(Goal of the exercise): Reproduce the soap history text word for word, everything from "A formula for" down to "popular throughout Europe.".

(Provided passage):
========
" Inspired by the beautiful Scottish moorlands, glens and hills"


The exact origins of soap are unknown, though Roman sources claim it dates back to at least 600 B.C., when Phoenicians prepared it from goat's tallow and wood ash. Soap was also made by the Celts, ancient inhabitants of Britain. Soap was used widely throughout the Roman empire, primarily as a medicine.


Mention of soap as a cleanser does not appear until the second century A.D. By the eighth century, soap was common in France, Italy, and Spain, but it was rarely used in the rest of Europe until as late as the 17th century. The earliest recorded evidence of the production of soap-like materials dates back to around 2800 BC in ancient Babylon. 

A formula for soap consisting of water, alkali, and cassia oil was written on a Babylonian clay tablet around 2200 BC.


Manufacture of soap began in England around the end of the 12th century. Soap-makers had to pay a heavy tax on all the soap they produced. The tax collector locked the lids on soap boiling pans every night to prevent illegal soap manufacture after hours. Because of the high tax, soap was a luxury item, and it did not come into common use in England until after the tax was repealed in 1853. In the 19th century, soap was affordable and popular throughout Europe.
========
(Records):
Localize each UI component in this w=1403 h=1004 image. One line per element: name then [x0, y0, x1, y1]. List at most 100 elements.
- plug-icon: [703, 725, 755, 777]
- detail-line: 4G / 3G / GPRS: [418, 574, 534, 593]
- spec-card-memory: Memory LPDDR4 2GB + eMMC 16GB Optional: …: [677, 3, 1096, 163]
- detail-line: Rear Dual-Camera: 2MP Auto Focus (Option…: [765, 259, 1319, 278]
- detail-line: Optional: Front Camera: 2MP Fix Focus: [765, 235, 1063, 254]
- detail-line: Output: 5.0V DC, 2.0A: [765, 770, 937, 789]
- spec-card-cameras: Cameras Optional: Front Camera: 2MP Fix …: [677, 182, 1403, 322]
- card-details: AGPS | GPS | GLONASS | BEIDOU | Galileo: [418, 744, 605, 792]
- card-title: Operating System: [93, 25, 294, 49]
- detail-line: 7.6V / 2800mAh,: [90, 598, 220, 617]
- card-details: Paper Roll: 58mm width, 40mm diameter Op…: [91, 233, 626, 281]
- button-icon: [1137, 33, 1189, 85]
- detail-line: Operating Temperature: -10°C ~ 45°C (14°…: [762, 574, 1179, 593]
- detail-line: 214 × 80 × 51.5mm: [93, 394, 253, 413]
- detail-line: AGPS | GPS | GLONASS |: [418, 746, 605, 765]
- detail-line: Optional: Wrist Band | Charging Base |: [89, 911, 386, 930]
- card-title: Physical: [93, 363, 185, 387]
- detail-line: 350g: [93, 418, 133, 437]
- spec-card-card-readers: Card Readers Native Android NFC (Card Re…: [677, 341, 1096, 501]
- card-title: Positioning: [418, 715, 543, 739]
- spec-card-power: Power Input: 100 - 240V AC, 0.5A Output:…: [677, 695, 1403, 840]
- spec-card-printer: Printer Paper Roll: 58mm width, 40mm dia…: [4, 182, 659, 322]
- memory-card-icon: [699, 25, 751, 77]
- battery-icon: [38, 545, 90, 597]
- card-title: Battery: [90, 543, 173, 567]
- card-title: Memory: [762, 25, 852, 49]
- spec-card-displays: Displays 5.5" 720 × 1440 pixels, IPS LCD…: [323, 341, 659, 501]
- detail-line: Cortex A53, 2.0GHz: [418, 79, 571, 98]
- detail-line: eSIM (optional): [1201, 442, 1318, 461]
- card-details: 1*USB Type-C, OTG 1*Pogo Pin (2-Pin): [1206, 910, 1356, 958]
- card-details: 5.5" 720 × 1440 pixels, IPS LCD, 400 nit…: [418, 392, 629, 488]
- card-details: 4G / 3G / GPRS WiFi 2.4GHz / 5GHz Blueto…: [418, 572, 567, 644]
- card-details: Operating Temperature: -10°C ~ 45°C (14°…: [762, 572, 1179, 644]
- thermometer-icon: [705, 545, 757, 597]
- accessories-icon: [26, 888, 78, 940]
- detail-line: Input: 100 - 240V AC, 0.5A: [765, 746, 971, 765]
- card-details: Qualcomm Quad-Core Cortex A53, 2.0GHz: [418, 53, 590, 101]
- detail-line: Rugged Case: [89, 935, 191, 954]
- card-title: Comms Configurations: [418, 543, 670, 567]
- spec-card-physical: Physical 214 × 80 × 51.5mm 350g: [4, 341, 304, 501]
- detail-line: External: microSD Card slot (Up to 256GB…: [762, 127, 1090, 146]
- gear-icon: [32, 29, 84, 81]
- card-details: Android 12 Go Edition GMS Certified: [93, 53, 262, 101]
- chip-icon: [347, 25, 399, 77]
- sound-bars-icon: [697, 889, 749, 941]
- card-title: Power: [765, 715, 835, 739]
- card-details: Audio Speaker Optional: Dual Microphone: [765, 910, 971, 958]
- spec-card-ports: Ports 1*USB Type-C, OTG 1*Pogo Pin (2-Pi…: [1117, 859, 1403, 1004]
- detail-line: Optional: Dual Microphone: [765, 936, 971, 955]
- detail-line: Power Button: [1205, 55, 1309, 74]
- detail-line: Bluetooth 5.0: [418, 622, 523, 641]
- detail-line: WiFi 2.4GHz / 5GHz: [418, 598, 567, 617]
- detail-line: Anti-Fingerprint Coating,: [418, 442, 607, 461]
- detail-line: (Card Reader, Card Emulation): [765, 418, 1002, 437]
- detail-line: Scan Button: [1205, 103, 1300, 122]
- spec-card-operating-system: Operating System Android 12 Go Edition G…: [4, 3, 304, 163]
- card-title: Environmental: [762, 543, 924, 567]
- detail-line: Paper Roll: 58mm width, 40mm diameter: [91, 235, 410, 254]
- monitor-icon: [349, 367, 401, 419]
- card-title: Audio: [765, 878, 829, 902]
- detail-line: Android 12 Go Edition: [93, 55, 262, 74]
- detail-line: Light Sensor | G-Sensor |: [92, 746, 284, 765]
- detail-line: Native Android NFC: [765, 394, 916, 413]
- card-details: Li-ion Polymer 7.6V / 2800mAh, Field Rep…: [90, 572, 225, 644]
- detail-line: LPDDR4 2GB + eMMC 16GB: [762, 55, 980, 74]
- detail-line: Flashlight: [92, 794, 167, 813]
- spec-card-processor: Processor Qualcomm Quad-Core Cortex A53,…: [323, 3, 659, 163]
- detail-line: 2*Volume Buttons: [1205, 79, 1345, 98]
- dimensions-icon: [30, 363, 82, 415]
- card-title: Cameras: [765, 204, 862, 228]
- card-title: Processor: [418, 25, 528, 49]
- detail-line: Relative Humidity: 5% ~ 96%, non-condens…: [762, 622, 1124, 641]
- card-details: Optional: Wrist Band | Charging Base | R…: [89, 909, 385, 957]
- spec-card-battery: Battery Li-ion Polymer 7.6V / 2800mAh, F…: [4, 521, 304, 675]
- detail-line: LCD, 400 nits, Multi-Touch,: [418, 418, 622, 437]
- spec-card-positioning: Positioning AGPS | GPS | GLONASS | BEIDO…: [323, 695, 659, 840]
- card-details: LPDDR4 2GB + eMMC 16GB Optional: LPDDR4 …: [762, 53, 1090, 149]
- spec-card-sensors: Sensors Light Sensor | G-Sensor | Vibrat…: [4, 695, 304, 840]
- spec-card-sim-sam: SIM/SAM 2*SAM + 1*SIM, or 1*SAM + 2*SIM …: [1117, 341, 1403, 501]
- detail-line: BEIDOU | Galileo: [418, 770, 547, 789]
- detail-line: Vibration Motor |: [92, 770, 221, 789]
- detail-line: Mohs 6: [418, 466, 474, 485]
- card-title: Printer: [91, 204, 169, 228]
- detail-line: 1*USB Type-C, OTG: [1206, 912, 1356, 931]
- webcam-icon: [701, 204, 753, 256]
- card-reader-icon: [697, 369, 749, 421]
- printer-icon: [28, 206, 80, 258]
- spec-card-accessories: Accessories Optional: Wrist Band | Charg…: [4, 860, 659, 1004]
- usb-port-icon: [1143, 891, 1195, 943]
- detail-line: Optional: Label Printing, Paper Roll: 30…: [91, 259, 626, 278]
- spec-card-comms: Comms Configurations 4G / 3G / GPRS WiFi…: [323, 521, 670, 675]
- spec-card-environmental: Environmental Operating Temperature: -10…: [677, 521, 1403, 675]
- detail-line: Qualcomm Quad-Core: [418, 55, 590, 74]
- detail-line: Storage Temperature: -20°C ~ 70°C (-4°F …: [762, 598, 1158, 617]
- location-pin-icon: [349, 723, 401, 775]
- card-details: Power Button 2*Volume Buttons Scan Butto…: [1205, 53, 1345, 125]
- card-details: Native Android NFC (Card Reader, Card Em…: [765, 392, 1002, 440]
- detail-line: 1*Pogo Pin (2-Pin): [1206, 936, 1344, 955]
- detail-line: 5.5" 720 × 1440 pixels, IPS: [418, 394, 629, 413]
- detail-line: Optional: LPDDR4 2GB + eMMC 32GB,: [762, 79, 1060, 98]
========
(Exercise output):
A formula for soap consisting of water, alkali, and cassia oil was written on a Babylonian clay tablet around 2200 BC.


Manufacture of soap began in England around the end of the 12th century. Soap-makers had to pay a heavy tax on all the soap they produced. The tax collector locked the lids on soap boiling pans every night to prevent illegal soap manufacture after hours. Because of the high tax, soap was a luxury item, and it did not come into common use in England until after the tax was repealed in 1853. In the 19th century, soap was affordable and popular throughout Europe.